TASK REQUIREMENTS >> Say only how many lines contain the word "this".

STORED ROWS >>
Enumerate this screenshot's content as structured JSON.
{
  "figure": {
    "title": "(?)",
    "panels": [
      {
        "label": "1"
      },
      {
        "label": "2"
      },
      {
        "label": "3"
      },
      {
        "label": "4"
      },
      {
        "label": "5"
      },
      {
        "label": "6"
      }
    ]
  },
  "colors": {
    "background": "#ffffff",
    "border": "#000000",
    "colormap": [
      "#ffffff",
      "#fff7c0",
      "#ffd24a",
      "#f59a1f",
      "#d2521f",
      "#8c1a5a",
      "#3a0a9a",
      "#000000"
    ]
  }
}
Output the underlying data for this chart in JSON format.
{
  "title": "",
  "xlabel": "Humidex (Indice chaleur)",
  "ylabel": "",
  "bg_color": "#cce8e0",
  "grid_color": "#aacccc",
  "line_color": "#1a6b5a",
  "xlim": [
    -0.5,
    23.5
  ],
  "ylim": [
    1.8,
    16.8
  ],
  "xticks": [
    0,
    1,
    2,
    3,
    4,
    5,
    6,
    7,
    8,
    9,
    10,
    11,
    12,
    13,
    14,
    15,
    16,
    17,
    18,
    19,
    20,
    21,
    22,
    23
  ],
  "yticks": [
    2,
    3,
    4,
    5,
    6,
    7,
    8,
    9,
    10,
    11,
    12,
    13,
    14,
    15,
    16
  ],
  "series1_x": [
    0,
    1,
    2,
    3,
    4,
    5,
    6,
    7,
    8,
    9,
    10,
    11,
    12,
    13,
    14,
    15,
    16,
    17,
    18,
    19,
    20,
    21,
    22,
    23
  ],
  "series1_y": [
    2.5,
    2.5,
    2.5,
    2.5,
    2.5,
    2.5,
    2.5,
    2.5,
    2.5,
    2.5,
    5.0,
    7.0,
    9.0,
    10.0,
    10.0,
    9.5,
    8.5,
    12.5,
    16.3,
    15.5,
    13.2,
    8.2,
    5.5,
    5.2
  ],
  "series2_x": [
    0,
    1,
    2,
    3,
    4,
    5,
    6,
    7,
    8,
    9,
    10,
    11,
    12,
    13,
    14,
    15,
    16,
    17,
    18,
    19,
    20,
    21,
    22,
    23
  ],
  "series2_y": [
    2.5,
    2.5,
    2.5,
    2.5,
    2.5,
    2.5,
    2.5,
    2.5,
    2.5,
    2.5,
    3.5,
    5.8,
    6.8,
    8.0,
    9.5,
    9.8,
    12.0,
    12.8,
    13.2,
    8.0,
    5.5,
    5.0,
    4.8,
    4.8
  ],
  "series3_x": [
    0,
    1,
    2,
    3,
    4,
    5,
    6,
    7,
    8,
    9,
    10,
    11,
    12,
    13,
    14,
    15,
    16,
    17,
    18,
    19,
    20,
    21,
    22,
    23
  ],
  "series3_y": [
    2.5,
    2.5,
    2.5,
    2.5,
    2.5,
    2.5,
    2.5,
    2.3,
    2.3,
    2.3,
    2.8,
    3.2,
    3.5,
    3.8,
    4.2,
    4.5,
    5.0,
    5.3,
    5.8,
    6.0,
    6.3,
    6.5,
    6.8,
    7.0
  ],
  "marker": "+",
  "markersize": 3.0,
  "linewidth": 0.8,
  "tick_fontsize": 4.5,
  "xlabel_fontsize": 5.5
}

TASK ANSWER >> 2